▶ [CHALLENGE] Please copy out the lines below, starting with the one containing "answer-line: (2)少于 多于" and ending with the one containing "answer-line: 1.唾液 (805, 1071, 879, 1100)", both included, with no character changed.

·····

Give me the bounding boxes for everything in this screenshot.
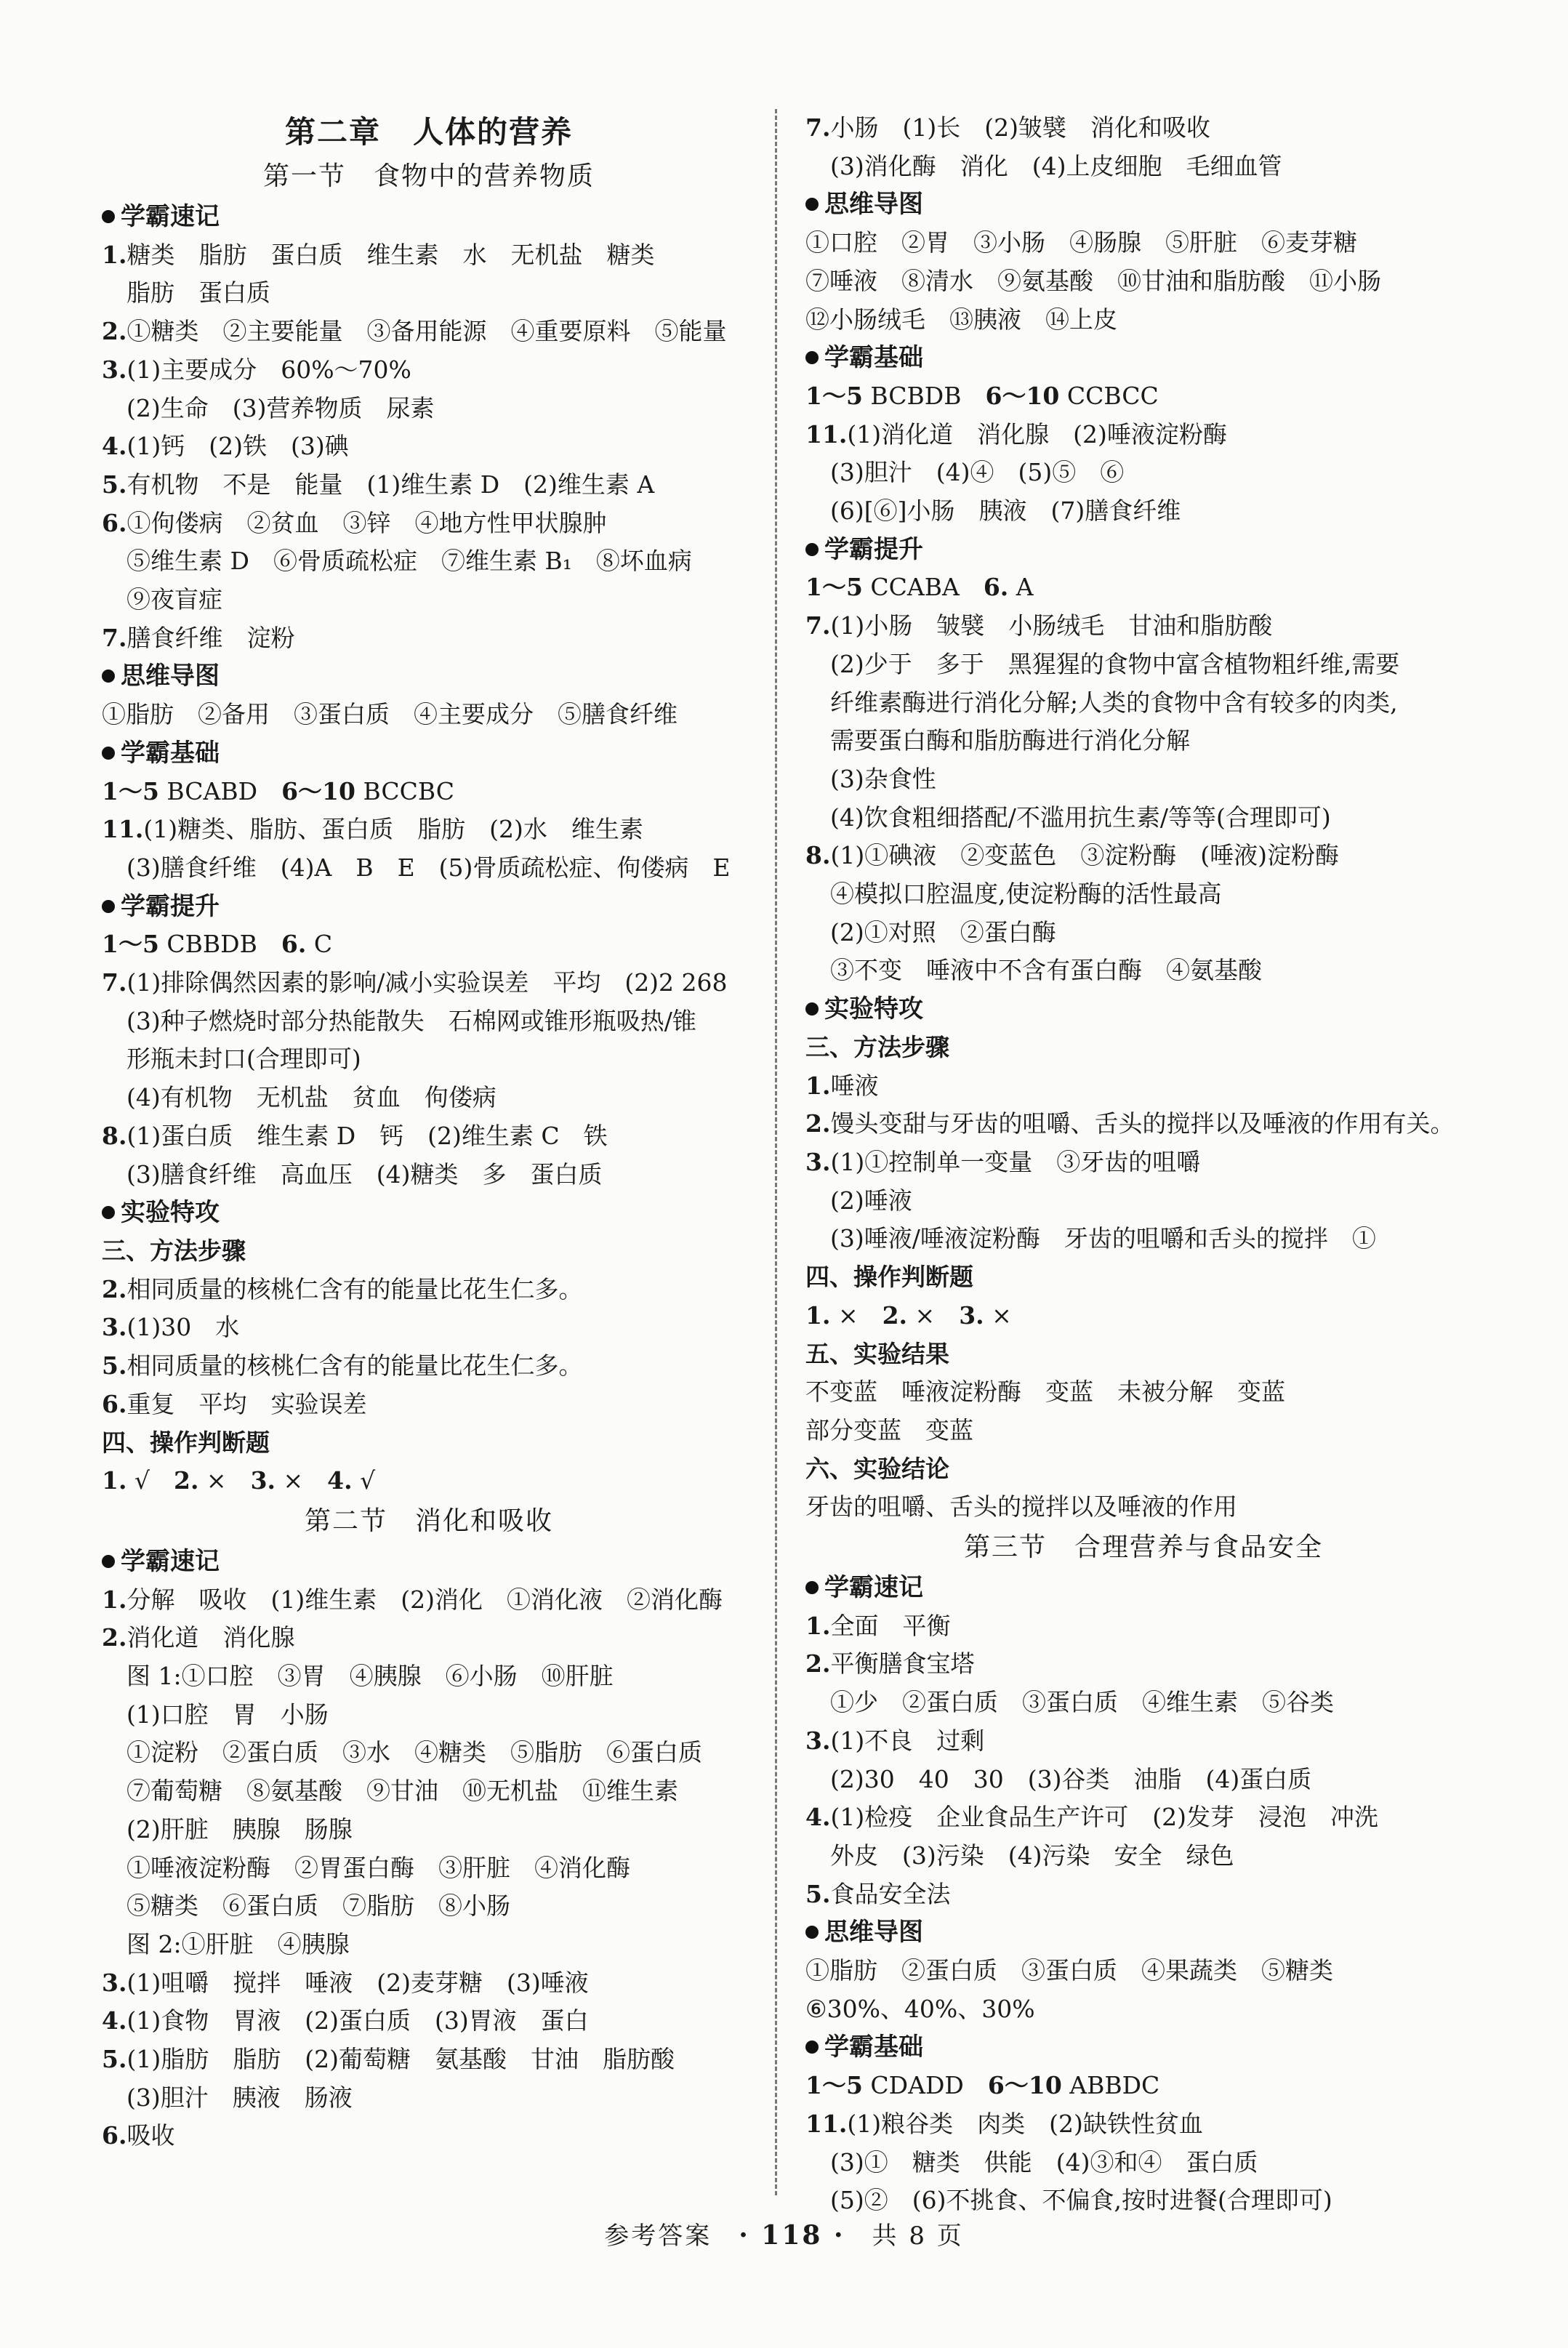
answer-line: (2)少于 多于 黑猩猩的食物中富含植物粗纤维,需要 (830, 649, 1400, 678)
bullet-icon (102, 210, 115, 223)
answer-line: 不变蓝 唾液淀粉酶 变蓝 未被分解 变蓝 (805, 1378, 1285, 1407)
answer-line: (3)① 糖类 供能 (4)③和④ 蛋白质 (830, 2147, 1258, 2176)
answer-line: 5.食品安全法 (805, 1879, 951, 1908)
answer-line: 1.唾液 (805, 1071, 879, 1100)
answer-line: 5.(1)脂肪 脂肪 (2)葡萄糖 氨基酸 甘油 脂肪酸 (102, 2045, 675, 2074)
answer-line: ①唾液淀粉酶 ②胃蛋白酶 ③肝脏 ④消化酶 (126, 1853, 630, 1882)
answer-line: ①淀粉 ②蛋白质 ③水 ④糖类 ⑤脂肪 ⑥蛋白质 (126, 1738, 702, 1767)
subsection-heading: 四、操作判断题 (805, 1263, 973, 1292)
right-column (805, 109, 1481, 2220)
section-title: 第三节 合理营养与食品安全 (963, 1532, 1323, 1563)
subsection-heading: 三、方法步骤 (102, 1236, 246, 1265)
section-heading: 思维导图 (805, 1913, 1481, 1952)
bullet-icon (805, 2041, 819, 2054)
answer-line: ①口腔 ②胃 ③小肠 ④肠腺 ⑤肝脏 ⑥麦芽糖 (805, 228, 1357, 257)
answer-line: 2.①糖类 ②主要能量 ③备用能源 ④重要原料 ⑤能量 (102, 317, 727, 346)
answer-line: 3.(1)30 水 (102, 1313, 240, 1342)
section-heading: 学霸提升 (805, 531, 1481, 569)
answer-line: 1～5 CCABA 6. A (805, 573, 1034, 602)
answer-line: 1.全面 平衡 (805, 1611, 951, 1640)
answer-line: ⑦唾液 ⑧清水 ⑨氨基酸 ⑩甘油和脂肪酸 ⑪小肠 (805, 266, 1381, 295)
section-heading: 学霸基础 (102, 734, 756, 773)
answer-line: 5.相同质量的核桃仁含有的能量比花生仁多。 (102, 1351, 583, 1380)
bullet-icon (805, 1581, 819, 1594)
footer-label: 参考答案 (604, 2222, 712, 2251)
answer-line: 1～5 CBBDB 6. C (102, 930, 333, 959)
answer-line: (1)口腔 胃 小肠 (126, 1700, 329, 1729)
bullet-icon (805, 198, 819, 211)
answer-line: ①脂肪 ②备用 ③蛋白质 ④主要成分 ⑤膳食纤维 (102, 700, 678, 729)
column-divider (775, 109, 777, 2195)
answer-line: 6.重复 平均 实验误差 (102, 1389, 367, 1418)
answer-line: (4)饮食粗细搭配/不滥用抗生素/等等(合理即可) (830, 803, 1331, 832)
answer-line: (2)唾液 (830, 1186, 912, 1215)
answer-line: 2.相同质量的核桃仁含有的能量比花生仁多。 (102, 1274, 583, 1303)
answer-line: ①脂肪 ②蛋白质 ③蛋白质 ④果蔬类 ⑤糖类 (805, 1956, 1333, 1985)
answer-line: 部分变蓝 变蓝 (805, 1415, 973, 1444)
answer-line: 4.(1)检疫 企业食品生产许可 (2)发芽 浸泡 冲洗 (805, 1803, 1378, 1832)
bullet-icon (805, 351, 819, 364)
page-footer (0, 2216, 1568, 2251)
answer-line: 1～5 BCBDB 6～10 CCBCC (805, 381, 1159, 410)
answer-line: ①少 ②蛋白质 ③蛋白质 ④维生素 ⑤谷类 (830, 1688, 1334, 1717)
answer-line: 11.(1)糖类、脂肪、蛋白质 脂肪 (2)水 维生素 (102, 815, 643, 844)
bullet-icon (102, 670, 115, 683)
answer-line: 图 1:①口腔 ③胃 ④胰腺 ⑥小肠 ⑩肝脏 (126, 1662, 614, 1691)
answer-line: 1.糖类 脂肪 蛋白质 维生素 水 无机盐 糖类 (102, 240, 655, 269)
answer-line: ⑦葡萄糖 ⑧氨基酸 ⑨甘油 ⑩无机盐 ⑪维生素 (126, 1777, 678, 1806)
answer-line: 1～5 BCABD 6～10 BCCBC (102, 776, 454, 805)
answer-line: 2.馒头变甜与牙齿的咀嚼、舌头的搅拌以及唾液的作用有关。 (805, 1109, 1455, 1138)
answer-line: 7.膳食纤维 淀粉 (102, 623, 295, 652)
answer-line: (3)胆汁 (4)④ (5)⑤ ⑥ (830, 458, 1125, 487)
section-heading: 学霸基础 (805, 339, 1481, 377)
section-heading: 学霸速记 (102, 1543, 756, 1581)
answer-line: (2)生命 (3)营养物质 尿素 (126, 393, 435, 422)
answer-line: 3.(1)咀嚼 搅拌 唾液 (2)麦芽糖 (3)唾液 (102, 1968, 589, 1997)
subsection-heading: 六、实验结论 (805, 1454, 949, 1483)
section-heading: 学霸基础 (805, 2028, 1481, 2067)
answer-line: (5)② (6)不挑食、不偏食,按时进餐(合理即可) (830, 2186, 1332, 2215)
answer-line: 脂肪 蛋白质 (126, 278, 270, 307)
page-number: · 118 · (739, 2220, 845, 2251)
bullet-icon (805, 1926, 819, 1939)
answer-line: 1. √ 2. × 3. × 4. √ (102, 1466, 376, 1495)
answer-line: (3)膳食纤维 (4)A B E (5)骨质疏松症、佝偻病 E (126, 853, 731, 882)
section-heading: 学霸速记 (805, 1569, 1481, 1607)
answer-line: (4)有机物 无机盐 贫血 佝偻病 (126, 1083, 496, 1112)
answer-line: (3)唾液/唾液淀粉酶 牙齿的咀嚼和舌头的搅拌 ① (830, 1224, 1376, 1253)
answer-line: (2)30 40 30 (3)谷类 油脂 (4)蛋白质 (830, 1764, 1312, 1793)
answer-line: 图 2:①肝脏 ④胰腺 (126, 1929, 350, 1958)
bullet-icon (805, 1002, 819, 1016)
answer-line: (2)①对照 ②蛋白酶 (830, 917, 1056, 946)
section-heading: 实验特攻 (102, 1194, 756, 1232)
page-total: 共 8 页 (872, 2222, 964, 2251)
section-heading: 实验特攻 (805, 990, 1481, 1029)
answer-line: ⑤糖类 ⑥蛋白质 ⑦脂肪 ⑧小肠 (126, 1891, 510, 1921)
bullet-icon (102, 1206, 115, 1219)
answer-line: 2.消化道 消化腺 (102, 1623, 295, 1652)
answer-line: 7.(1)排除偶然因素的影响/减小实验误差 平均 (2)2 268 (102, 968, 728, 997)
section-title: 第一节 食物中的营养物质 (262, 161, 595, 191)
answer-line: 3.(1)主要成分 60%～70% (102, 355, 411, 384)
answer-line: ⑤维生素 D ⑥骨质疏松症 ⑦维生素 B₁ ⑧坏血病 (126, 547, 692, 576)
answer-line: 1～5 CDADD 6～10 ABBDC (805, 2071, 1160, 2100)
section-heading: 思维导图 (805, 185, 1481, 224)
answer-line: 纤维素酶进行消化分解;人类的食物中含有较多的肉类, (830, 688, 1398, 717)
bullet-icon (805, 543, 819, 556)
answer-line: 8.(1)蛋白质 维生素 D 钙 (2)维生素 C 铁 (102, 1121, 608, 1150)
bullet-icon (102, 747, 115, 760)
answer-line: ⑥30%、40%、30% (805, 1994, 1035, 2023)
subsection-heading: 五、实验结果 (805, 1339, 949, 1368)
answer-line: ④模拟口腔温度,使淀粉酶的活性最高 (830, 880, 1222, 909)
answer-line: (3)种子燃烧时部分热能散失 石棉网或锥形瓶吸热/锥 (126, 1006, 696, 1035)
answer-line: 1.分解 吸收 (1)维生素 (2)消化 ①消化液 ②消化酶 (102, 1585, 723, 1614)
answer-line: (3)杂食性 (830, 764, 936, 793)
answer-line: 7.(1)小肠 皱襞 小肠绒毛 甘油和脂肪酸 (805, 611, 1273, 640)
answer-line: (3)消化酶 消化 (4)上皮细胞 毛细血管 (830, 151, 1282, 180)
answer-line: 需要蛋白酶和脂肪酶进行消化分解 (830, 726, 1190, 755)
section-heading: 学霸提升 (102, 888, 756, 926)
answer-line: 3.(1)不良 过剩 (805, 1726, 985, 1755)
answer-line: (6)[⑥]小肠 胰液 (7)膳食纤维 (830, 496, 1181, 526)
answer-line: ⑫小肠绒毛 ⑬胰液 ⑭上皮 (805, 305, 1117, 334)
answer-line: 6.①佝偻病 ②贫血 ③锌 ④地方性甲状腺肿 (102, 508, 607, 537)
bullet-icon (102, 1555, 115, 1568)
answer-line: ③不变 唾液中不含有蛋白酶 ④氨基酸 (830, 956, 1262, 985)
answer-line: 4.(1)钙 (2)铁 (3)碘 (102, 432, 349, 461)
answer-line: 6.吸收 (102, 2121, 175, 2150)
answer-line: (2)肝脏 胰腺 肠腺 (126, 1814, 353, 1844)
answer-line: 7.小肠 (1)长 (2)皱襞 消化和吸收 (805, 113, 1210, 142)
bullet-icon (102, 900, 115, 913)
answer-line: 8.(1)①碘液 ②变蓝色 ③淀粉酶 (唾液)淀粉酶 (805, 841, 1339, 870)
answer-line: (3)胆汁 胰液 肠液 (126, 2083, 353, 2112)
answer-line: 5.有机物 不是 能量 (1)维生素 D (2)维生素 A (102, 470, 655, 499)
chapter-title: 第二章 人体的营养 (284, 114, 573, 150)
section-heading: 学霸速记 (102, 198, 756, 236)
answer-line: 外皮 (3)污染 (4)污染 安全 绿色 (830, 1841, 1234, 1870)
answer-line: 3.(1)①控制单一变量 ③牙齿的咀嚼 (805, 1147, 1201, 1176)
answer-line: 1. × 2. × 3. × (805, 1300, 1012, 1330)
section-title: 第二节 消化和吸收 (304, 1505, 553, 1536)
answer-line: 牙齿的咀嚼、舌头的搅拌以及唾液的作用 (805, 1492, 1237, 1521)
answer-line: ⑨夜盲症 (126, 585, 222, 614)
answer-line: 4.(1)食物 胃液 (2)蛋白质 (3)胃液 蛋白 (102, 2006, 589, 2035)
answer-line: (3)膳食纤维 高血压 (4)糖类 多 蛋白质 (126, 1159, 603, 1189)
answer-line: 11.(1)消化道 消化腺 (2)唾液淀粉酶 (805, 419, 1227, 449)
answer-line: 2.平衡膳食宝塔 (805, 1649, 975, 1678)
subsection-heading: 三、方法步骤 (805, 1032, 949, 1061)
section-heading: 思维导图 (102, 657, 756, 696)
answer-line: 形瓶未封口(合理即可) (126, 1045, 361, 1074)
left-column (102, 109, 756, 2155)
answer-line: 11.(1)粮谷类 肉类 (2)缺铁性贫血 (805, 2109, 1203, 2138)
subsection-heading: 四、操作判断题 (102, 1428, 270, 1457)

·····

▶ [COMPLETE RESPONSE]
answer-line: (2)少于 多于 黑猩猩的食物中富含植物粗纤维,需要 (830, 649, 1400, 678)
bullet-icon (102, 210, 115, 223)
answer-line: 不变蓝 唾液淀粉酶 变蓝 未被分解 变蓝 (805, 1378, 1285, 1407)
answer-line: (3)① 糖类 供能 (4)③和④ 蛋白质 (830, 2147, 1258, 2176)
answer-line: 5.食品安全法 (805, 1879, 951, 1908)
answer-line: 1.唾液 (805, 1071, 879, 1100)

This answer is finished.